> **INSTRUCTIONS TO FOLLOW**
Gather up every line that includes the string "Комплексная".

> **SUPPLIED INFORMATION**
————————

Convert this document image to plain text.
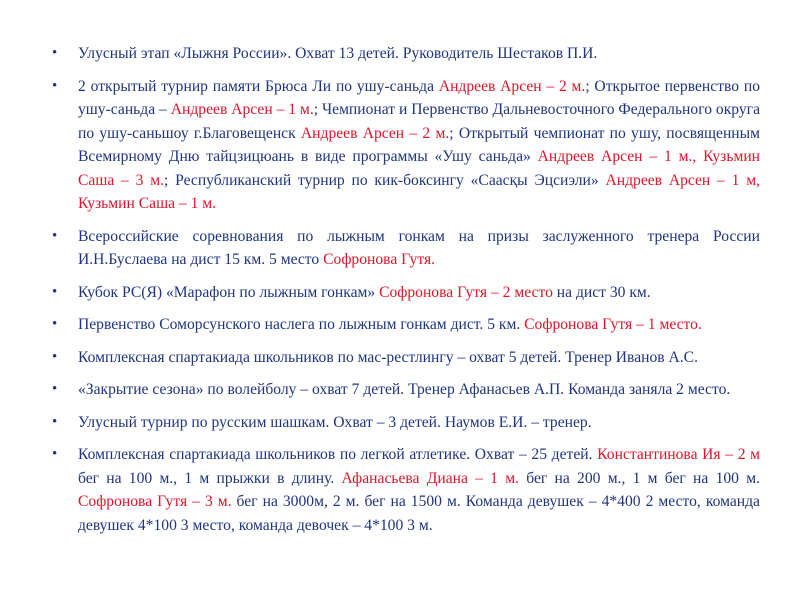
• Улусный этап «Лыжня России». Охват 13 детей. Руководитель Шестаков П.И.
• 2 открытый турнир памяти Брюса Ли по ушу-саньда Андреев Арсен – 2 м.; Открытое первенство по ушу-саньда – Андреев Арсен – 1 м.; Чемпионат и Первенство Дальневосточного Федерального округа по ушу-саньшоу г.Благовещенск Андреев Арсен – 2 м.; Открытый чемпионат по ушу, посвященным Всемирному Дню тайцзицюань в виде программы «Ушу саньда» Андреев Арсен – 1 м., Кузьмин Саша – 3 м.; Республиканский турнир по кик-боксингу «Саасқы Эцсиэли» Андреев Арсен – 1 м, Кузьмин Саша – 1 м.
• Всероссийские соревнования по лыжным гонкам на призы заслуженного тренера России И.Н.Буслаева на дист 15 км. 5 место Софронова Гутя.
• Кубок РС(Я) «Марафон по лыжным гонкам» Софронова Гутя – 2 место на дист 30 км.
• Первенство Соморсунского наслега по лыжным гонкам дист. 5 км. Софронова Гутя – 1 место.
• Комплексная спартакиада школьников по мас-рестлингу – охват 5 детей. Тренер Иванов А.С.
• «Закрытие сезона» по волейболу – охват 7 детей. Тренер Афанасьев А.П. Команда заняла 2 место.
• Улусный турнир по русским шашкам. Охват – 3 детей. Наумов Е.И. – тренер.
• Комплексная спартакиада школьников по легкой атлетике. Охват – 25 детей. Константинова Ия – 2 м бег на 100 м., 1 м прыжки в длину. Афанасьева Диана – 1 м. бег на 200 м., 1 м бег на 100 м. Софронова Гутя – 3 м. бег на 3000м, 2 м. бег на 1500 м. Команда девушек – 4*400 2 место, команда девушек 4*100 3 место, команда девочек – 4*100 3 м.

————————

> **ANSWER TO THIS PROBLEM**
• Комплексная спартакиада школьников по мас-рестлингу – охват 5 детей. Тренер Иванов А.С.
• Комплексная спартакиада школьников по легкой атлетике. Охват – 25 детей. Константинова Ия – 2 м бег на 100 м., 1 м прыжки в длину. Афанасьева Диана – 1 м. бег на 200 м., 1 м бег на 100 м. Софронова Гутя – 3 м. бег на 3000м, 2 м. бег на 1500 м. Команда девушек – 4*400 2 место, команда девушек 4*100 3 место, команда девочек – 4*100 3 м.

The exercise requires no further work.